なお、本明細書において、比誘電率は、特に断わりがない限り、常温(25℃)、周波数1GHzでの空洞共振法によって測定した値をいうものとする。
【0015】
本発明の溶融鋳造耐火物の残厚測定装置は、ガラス溶解窯の側壁に用いられている溶融鋳造耐火物の残厚測定にあたって、前記溶融鋳造耐火物の外周面に接触させる、耐熱温度が250℃以上、比誘電率が2以上20以下、温度拡散率が2×10−6/sec以下の断熱板と、前記断熱板を介してパルス状電磁波を前記溶融鋳造耐火物の外周面に向かって送信アンテナから送信させる送信機と、該パルス状電磁波の前記溶融鋳造耐火物からの反射波を受信アンテナで受信して反射波データを取得する受信機と、を有する電磁波探査機と、から構成されることを特徴とする。
【発明の効果】
【0016】
本発明の溶融鋳造耐火物の残厚測定方法及び残厚測定装置によれば、簡便な操作で、従来の測定に比べ、ガラス溶解窯の側壁についてより正確な残厚を測定できる。特に、ジルコニア含量の多い溶融鋳造耐火物においても、また、高温条件であっても安定して測定を行うことができ、ガラス溶解窯の操業の継続の要否を実用レベルの精度で的確に判断できる。

### 作業目標 1
耐火物の残厚測定に関する本文抜粋から、「なお、本明細書において、比誘」から「ルの精度で的確に判断できる。」までの部分を一字も変えずに引用してください。
### 作業目標 2
本文抜粋では、溶融鋳造耐火物の外周面に接触させる断熱板に条件が定められています。その条件をすべて挙げてください。

### 保存記録
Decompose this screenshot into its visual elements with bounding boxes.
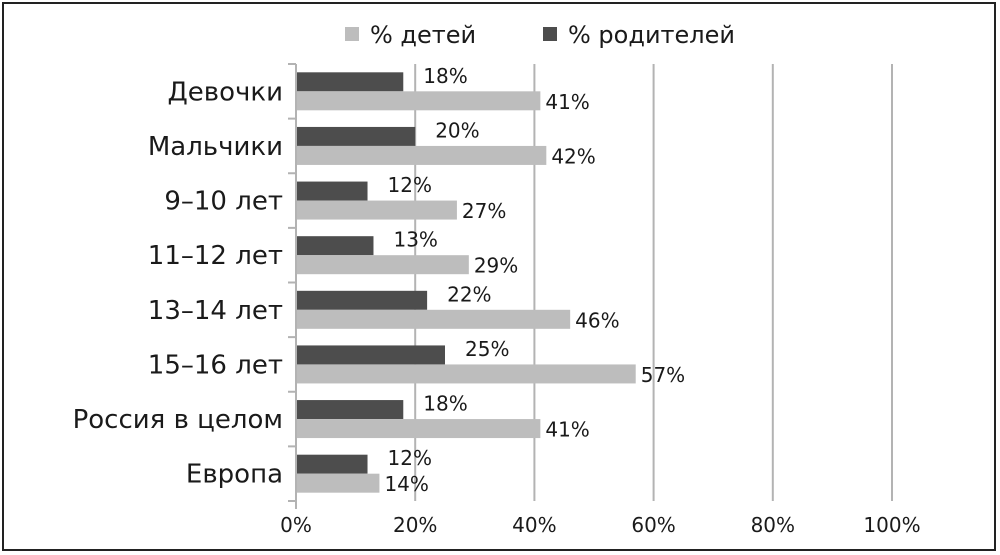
legend: % детей % родителей bbox=[345, 21, 735, 49]
bar-children-13-14-лет bbox=[296, 309, 571, 329]
category-label-13-14-лет: 13–14 лет bbox=[148, 296, 283, 326]
data-label-parents: 12% bbox=[388, 173, 432, 197]
data-label-children: 41% bbox=[545, 90, 589, 114]
bar-parents-европа bbox=[296, 454, 368, 474]
bar-parents-13-14-лет bbox=[296, 290, 428, 310]
legend-swatch-родителей bbox=[543, 27, 557, 41]
data-label-children: 27% bbox=[462, 199, 506, 223]
data-label-children: 42% bbox=[551, 144, 595, 168]
bar-parents-девочки bbox=[296, 72, 404, 92]
bar-parents-9-10-лет bbox=[296, 181, 368, 201]
data-label-children: 46% bbox=[575, 308, 619, 332]
bars bbox=[296, 72, 636, 493]
bar-children-9-10-лет bbox=[296, 200, 457, 220]
bar-children-европа bbox=[296, 473, 380, 493]
legend-swatch-детей bbox=[345, 27, 359, 41]
bar-parents-мальчики bbox=[296, 126, 416, 146]
data-label-children: 14% bbox=[384, 472, 428, 496]
labels: 0% 20% 40% 60% 80% 100% Девочки 18% 41% Мальчики 2… bbox=[73, 64, 921, 537]
x-tick-label: 0% bbox=[280, 513, 312, 537]
data-label-children: 41% bbox=[545, 418, 589, 442]
bar-children-россия-в-целом bbox=[296, 419, 541, 439]
x-tick-label: 40% bbox=[512, 513, 556, 537]
axes bbox=[288, 63, 297, 509]
data-label-parents: 20% bbox=[435, 118, 479, 142]
bar-children-11-12-лет bbox=[296, 255, 469, 275]
x-tick-label: 20% bbox=[393, 513, 437, 537]
data-label-parents: 25% bbox=[465, 337, 509, 361]
data-label-parents: 18% bbox=[423, 64, 467, 88]
legend-label-детей: % детей bbox=[370, 21, 476, 49]
category-label-11-12-лет: 11–12 лет bbox=[148, 241, 283, 271]
data-label-parents: 22% bbox=[447, 282, 491, 306]
bar-parents-11-12-лет bbox=[296, 236, 374, 256]
category-label-мальчики: Мальчики bbox=[148, 132, 283, 162]
data-label-parents: 18% bbox=[423, 392, 467, 416]
category-label-россия-в-целом: Россия в целом bbox=[73, 405, 283, 435]
bar-children-мальчики bbox=[296, 145, 547, 165]
x-tick-label: 100% bbox=[863, 513, 920, 537]
bar-children-девочки bbox=[296, 91, 541, 111]
bar-parents-15-16-лет bbox=[296, 345, 445, 365]
category-label-девочки: Девочки bbox=[167, 77, 283, 107]
data-label-parents: 12% bbox=[388, 446, 432, 470]
data-label-parents: 13% bbox=[393, 228, 437, 252]
bar-parents-россия-в-целом bbox=[296, 400, 404, 420]
category-label-15-16-лет: 15–16 лет bbox=[148, 350, 283, 380]
category-label-европа: Европа bbox=[186, 460, 283, 490]
category-label-9-10-лет: 9–10 лет bbox=[164, 187, 283, 217]
x-tick-label: 60% bbox=[631, 513, 675, 537]
bar-children-15-16-лет bbox=[296, 364, 636, 384]
data-label-children: 29% bbox=[474, 254, 518, 278]
x-tick-label: 80% bbox=[751, 513, 795, 537]
legend-label-родителей: % родителей bbox=[568, 21, 735, 49]
data-label-children: 57% bbox=[641, 363, 685, 387]
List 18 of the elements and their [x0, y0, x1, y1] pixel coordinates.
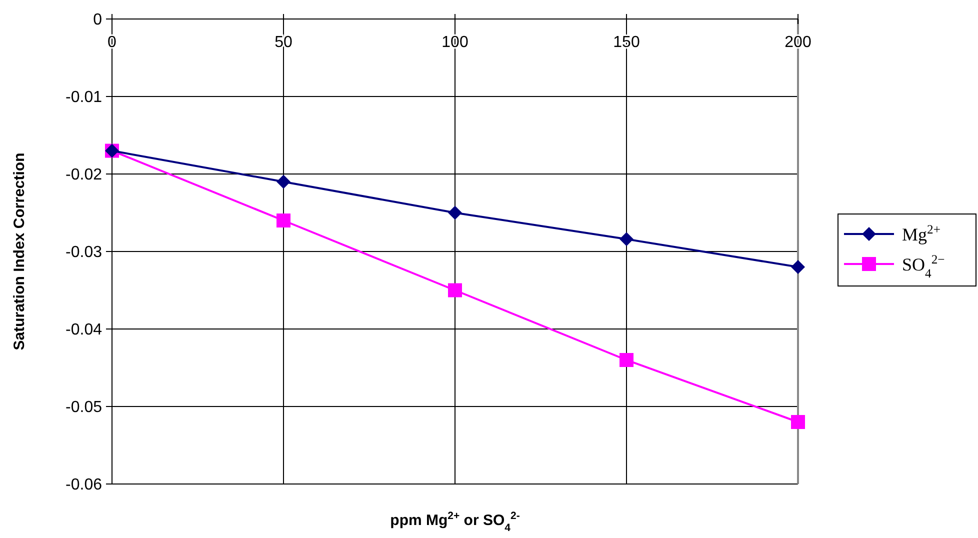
point	[448, 206, 462, 220]
y-tick-label: -0.01	[66, 89, 102, 106]
point	[276, 214, 290, 228]
y-tick-label: -0.02	[66, 166, 102, 184]
y-tick-label: -0.05	[66, 399, 102, 416]
y-tick-label: -0.04	[66, 322, 102, 339]
y-tick-label: -0.03	[66, 244, 102, 262]
y-axis-title: Saturation Index Correction	[11, 152, 28, 350]
point	[620, 232, 634, 246]
point	[276, 174, 290, 189]
point	[620, 353, 634, 367]
y-tick-label: -0.06	[66, 476, 102, 494]
y-tick-label: 0	[93, 12, 102, 29]
point	[791, 260, 805, 274]
point	[448, 283, 462, 298]
legend-label: Mg$^{2+}$	[902, 222, 940, 244]
x-tick-label: 200	[784, 34, 812, 51]
point	[791, 415, 805, 429]
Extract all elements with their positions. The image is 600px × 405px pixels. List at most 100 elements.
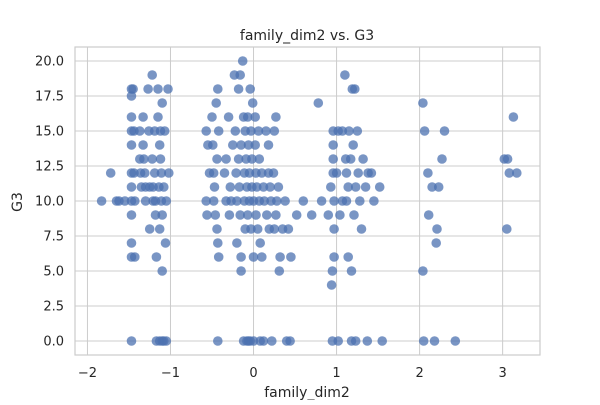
data-point [502, 224, 512, 234]
data-point [344, 126, 354, 136]
data-point [164, 168, 174, 178]
data-point [360, 182, 371, 192]
y-tick-label: 2.5 [43, 300, 64, 315]
data-point [128, 84, 138, 94]
data-point [208, 196, 219, 206]
data-point [147, 154, 157, 164]
data-point [213, 238, 223, 248]
data-point [246, 126, 256, 136]
data-point [138, 112, 148, 122]
data-point [234, 182, 245, 192]
data-point [237, 56, 248, 66]
data-point [313, 98, 324, 108]
data-point [366, 168, 377, 178]
data-point [418, 266, 428, 276]
data-point [431, 238, 442, 248]
data-point [259, 196, 270, 206]
data-point [316, 196, 327, 206]
data-point [340, 70, 350, 80]
x-tick-label: 2 [415, 366, 423, 381]
data-point [219, 168, 230, 178]
data-point [343, 182, 354, 192]
data-point [274, 266, 285, 276]
data-point [235, 70, 245, 80]
y-tick-label: 17.5 [35, 90, 64, 105]
data-point [126, 210, 137, 220]
data-point [329, 196, 339, 206]
data-point [233, 84, 244, 94]
x-tick-label: 3 [498, 366, 506, 381]
x-axis-label: family_dim2 [264, 385, 350, 400]
data-point [262, 210, 272, 220]
data-point [257, 252, 267, 262]
data-point [232, 238, 242, 248]
data-point [508, 112, 519, 122]
data-point [432, 224, 442, 234]
data-point [418, 98, 428, 108]
data-point [248, 336, 259, 346]
data-point [242, 112, 253, 122]
data-point [504, 168, 515, 178]
data-point [349, 210, 359, 220]
data-point [159, 182, 169, 192]
data-point [333, 336, 344, 346]
data-point [213, 252, 224, 262]
data-point [427, 182, 437, 192]
x-tick-label: 1 [332, 366, 340, 381]
y-tick-label: 12.5 [35, 160, 64, 175]
data-point [258, 336, 269, 346]
data-point [126, 336, 137, 346]
data-point [228, 140, 238, 150]
data-point [248, 252, 259, 262]
data-point [362, 336, 373, 346]
data-point [201, 196, 211, 206]
data-point [243, 140, 254, 150]
data-point [233, 154, 244, 164]
data-point [350, 336, 361, 346]
data-point [126, 112, 137, 122]
data-point [261, 126, 271, 136]
data-point [331, 168, 342, 178]
data-point [251, 182, 262, 192]
data-point [161, 196, 172, 206]
data-point [355, 196, 365, 206]
data-point [251, 210, 261, 220]
x-tick-label: 0 [249, 366, 257, 381]
data-point [263, 140, 274, 150]
data-point [126, 238, 137, 248]
data-point [212, 154, 222, 164]
data-point [157, 98, 167, 108]
data-point [328, 140, 339, 150]
data-point [247, 98, 258, 108]
data-point [157, 266, 167, 276]
data-point [160, 238, 171, 248]
data-point [130, 252, 140, 262]
data-point [271, 210, 281, 220]
data-point [135, 126, 145, 136]
data-point [201, 126, 211, 136]
data-point [433, 182, 444, 192]
data-point [231, 168, 241, 178]
x-tick-label: −2 [78, 366, 97, 381]
data-point [358, 154, 368, 164]
data-point [163, 84, 173, 94]
data-point [138, 140, 148, 150]
data-point [350, 182, 361, 192]
data-point [105, 168, 116, 178]
data-point [154, 140, 165, 150]
data-point [153, 112, 163, 122]
y-tick-label: 5.0 [43, 265, 64, 280]
data-point [377, 336, 388, 346]
data-point [236, 252, 246, 262]
y-tick-label: 0.0 [43, 335, 64, 350]
data-point [224, 210, 235, 220]
data-point [326, 280, 337, 290]
data-point [120, 196, 130, 206]
data-point [126, 140, 137, 150]
data-point [337, 126, 348, 136]
data-point [329, 224, 339, 234]
data-point [271, 112, 281, 122]
data-point [212, 224, 222, 234]
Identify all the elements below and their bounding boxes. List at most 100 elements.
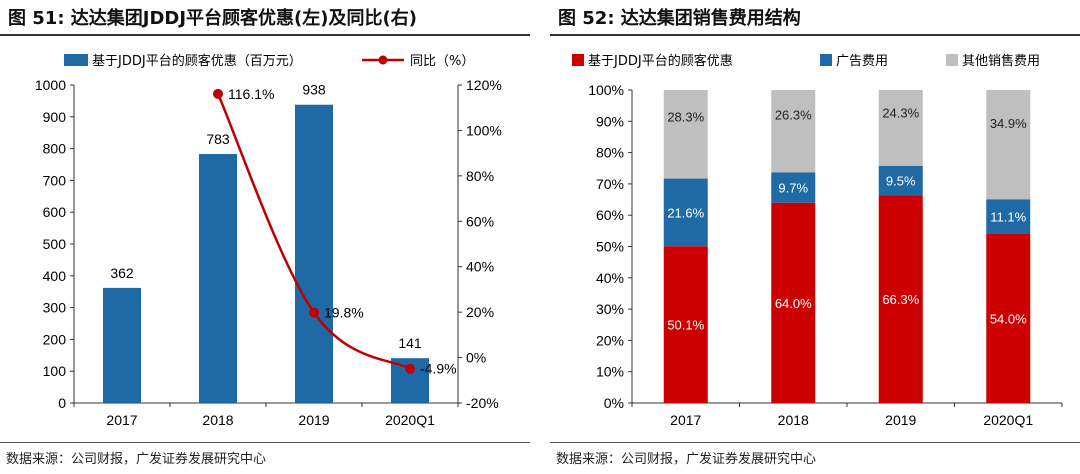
discount-segment-label: 54.0%: [990, 311, 1027, 326]
right-y-tick-label: 60%: [466, 213, 494, 229]
yoy-value-label: 19.8%: [324, 305, 364, 321]
left-chart-bars: 362 783 938 141: [103, 82, 429, 403]
x-tick-label: 2019: [885, 412, 916, 428]
right-chart-axes: 0% 10% 20% 30% 40% 50% 60% 70% 80% 90% 100% 2017 201…: [588, 82, 1063, 428]
left-chart-legend: 基于JDDJ平台的顾客优惠（百万元） 同比（%）: [64, 53, 474, 69]
left-y-tick-label: 1000: [35, 77, 66, 93]
right-y-tick-label: 0%: [466, 350, 486, 366]
left-y-tick-label: 200: [43, 331, 67, 347]
right-source-note: 数据来源：公司财报，广发证券发展研究中心: [556, 452, 817, 467]
y-tick-label: 50%: [596, 239, 624, 255]
advertising-segment-2017: [663, 178, 708, 247]
left-chart: 0 100 200 300 400 500 600 700 800 900 1000 -20% 0% 20…: [35, 53, 502, 428]
right-chart-stacked-bars: 50.1% 21.6% 28.3% 64.0% 9.7% 26.3% 66.3% 9.5% 24…: [663, 90, 1031, 403]
y-tick-label: 0%: [604, 395, 624, 411]
other-expense-segment-label: 26.3%: [775, 108, 812, 123]
other-expense-segment-2019: [878, 90, 923, 166]
legend-line-marker: [378, 55, 388, 65]
legend-bar-swatch: [64, 54, 88, 66]
x-tick-label: 2017: [106, 412, 137, 428]
discount-segment-label: 64.0%: [775, 296, 812, 311]
discount-segment-2018: [771, 202, 816, 403]
left-chart-axes: 0 100 200 300 400 500 600 700 800 900 1000 -20% 0% 20…: [35, 77, 502, 428]
left-figure-panel: 图 51: 达达集团JDDJ平台顾客优惠(左)及同比(右) 0 100 200 300…: [0, 0, 530, 474]
bar-2019: [295, 104, 333, 403]
yoy-point-2018: [213, 88, 223, 99]
legend-bar-label: 基于JDDJ平台的顾客优惠（百万元）: [92, 53, 302, 69]
right-y-tick-label: 20%: [466, 304, 494, 320]
right-figure-title: 图 52: 达达集团销售费用结构: [558, 8, 801, 29]
left-y-tick-label: 500: [43, 236, 67, 252]
right-source-rule: [550, 442, 1080, 443]
y-tick-label: 80%: [596, 145, 624, 161]
advertising-segment-2018: [771, 172, 816, 203]
other-expense-segment-2018: [771, 90, 816, 173]
right-y-tick-label: -20%: [466, 395, 499, 411]
left-y-tick-label: 600: [43, 204, 67, 220]
left-title-rule: [0, 34, 530, 36]
bar-value-label: 938: [302, 82, 326, 98]
left-source-note: 数据来源：公司财报，广发证券发展研究中心: [6, 452, 267, 467]
y-tick-label: 100%: [588, 82, 624, 98]
left-y-tick-label: 400: [43, 268, 67, 284]
x-tick-label: 2019: [298, 412, 329, 428]
legend-swatch-other-expense-segment: [946, 54, 958, 66]
legend-label-advertising-segment: 广告费用: [836, 54, 888, 69]
y-tick-label: 40%: [596, 270, 624, 286]
right-figure-panel: 图 52: 达达集团销售费用结构 0% 10% 20% 30% 40% 50% 60% 70%…: [550, 0, 1080, 474]
right-y-tick-label: 40%: [466, 259, 494, 275]
legend-label-discount-segment: 基于JDDJ平台的顾客优惠: [588, 53, 733, 69]
bar-value-label: 783: [206, 131, 230, 147]
yoy-point-2019: [309, 307, 319, 318]
bar-2018: [199, 154, 237, 403]
advertising-segment-label: 11.1%: [990, 210, 1026, 225]
left-chart-line: 116.1% 19.8% -4.9%: [213, 86, 457, 377]
discount-segment-label: 66.3%: [882, 292, 919, 307]
left-y-tick-label: 100: [43, 363, 67, 379]
y-tick-label: 90%: [596, 113, 624, 129]
right-chart: 0% 10% 20% 30% 40% 50% 60% 70% 80% 90% 100% 2017 201…: [572, 53, 1063, 428]
legend-swatch-advertising-segment: [820, 54, 832, 66]
advertising-segment-label: 9.7%: [778, 180, 808, 195]
yoy-point-2020Q1: [405, 363, 415, 374]
y-tick-label: 70%: [596, 176, 624, 192]
x-tick-label: 2018: [202, 412, 233, 428]
bar-value-label: 362: [110, 265, 134, 281]
advertising-segment-label: 9.5%: [886, 174, 916, 189]
yoy-value-label: -4.9%: [420, 361, 457, 377]
y-tick-label: 20%: [596, 332, 624, 348]
advertising-segment-2019: [878, 165, 923, 196]
right-chart-legend: 基于JDDJ平台的顾客优惠 广告费用 其他销售费用: [572, 53, 1040, 69]
right-y-tick-label: 80%: [466, 168, 494, 184]
y-tick-label: 10%: [596, 364, 624, 380]
advertising-segment-label: 21.6%: [667, 205, 704, 220]
discount-segment-label: 50.1%: [667, 318, 704, 333]
y-tick-label: 30%: [596, 301, 624, 317]
left-y-tick-label: 0: [58, 395, 66, 411]
left-figure-title: 图 51: 达达集团JDDJ平台顾客优惠(左)及同比(右): [8, 8, 417, 29]
bar-value-label: 141: [398, 335, 422, 351]
x-tick-label: 2018: [778, 412, 809, 428]
left-y-tick-label: 800: [43, 141, 67, 157]
other-expense-segment-label: 34.9%: [990, 116, 1027, 131]
other-expense-segment-label: 24.3%: [882, 106, 919, 121]
right-y-tick-label: 120%: [466, 77, 502, 93]
other-expense-segment-label: 28.3%: [667, 110, 704, 125]
y-tick-label: 60%: [596, 207, 624, 223]
right-title-rule: [550, 34, 1080, 36]
yoy-series-line: [216, 93, 411, 370]
left-y-tick-label: 900: [43, 109, 67, 125]
legend-swatch-discount-segment: [572, 54, 584, 66]
left-y-tick-label: 700: [43, 172, 67, 188]
yoy-value-label: 116.1%: [228, 86, 274, 102]
discount-segment-2019: [878, 195, 923, 403]
discount-segment-2017: [663, 246, 708, 403]
other-expense-segment-2020Q1: [986, 90, 1031, 200]
other-expense-segment-2017: [663, 90, 708, 179]
x-tick-label: 2017: [670, 412, 701, 428]
bar-2017: [103, 287, 141, 403]
legend-line-label: 同比（%）: [410, 54, 474, 69]
left-source-rule: [0, 442, 530, 443]
advertising-segment-2020Q1: [986, 199, 1031, 234]
x-tick-label: 2020Q1: [385, 412, 435, 428]
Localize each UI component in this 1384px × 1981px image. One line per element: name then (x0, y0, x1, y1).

### 回答文 1
なお、本明細書において、比誘電率は、特に断わりがない限り、常温(25℃)、周波数1GHzでの空洞共振法によって測定した値をいうものとする。
【0015】
本発明の溶融鋳造耐火物の残厚測定装置は、ガラス溶解窯の側壁に用いられている溶融鋳造耐火物の残厚測定にあたって、前記溶融鋳造耐火物の外周面に接触させる、耐熱温度が250℃以上、比誘電率が2以上20以下、温度拡散率が2×10−6/sec以下の断熱板と、前記断熱板を介してパルス状電磁波を前記溶融鋳造耐火物の外周面に向かって送信アンテナから送信させる送信機と、該パルス状電磁波の前記溶融鋳造耐火物からの反射波を受信アンテナで受信して反射波データを取得する受信機と、を有する電磁波探査機と、から構成されることを特徴とする。
【発明の効果】
【0016】
本発明の溶融鋳造耐火物の残厚測定方法及び残厚測定装置によれば、簡便な操作で、従来の測定に比べ、ガラス溶解窯の側壁についてより正確な残厚を測定できる。特に、ジルコニア含量の多い溶融鋳造耐火物においても、また、高温条件であっても安定して測定を行うことができ、ガラス溶解窯の操業の継続の要否を実用レベルの精度で的確に判断できる。

### 回答文 2
・耐熱温度が250℃以上
・比誘電率が2以上20以下
・温度拡散率が2×10−6/sec以下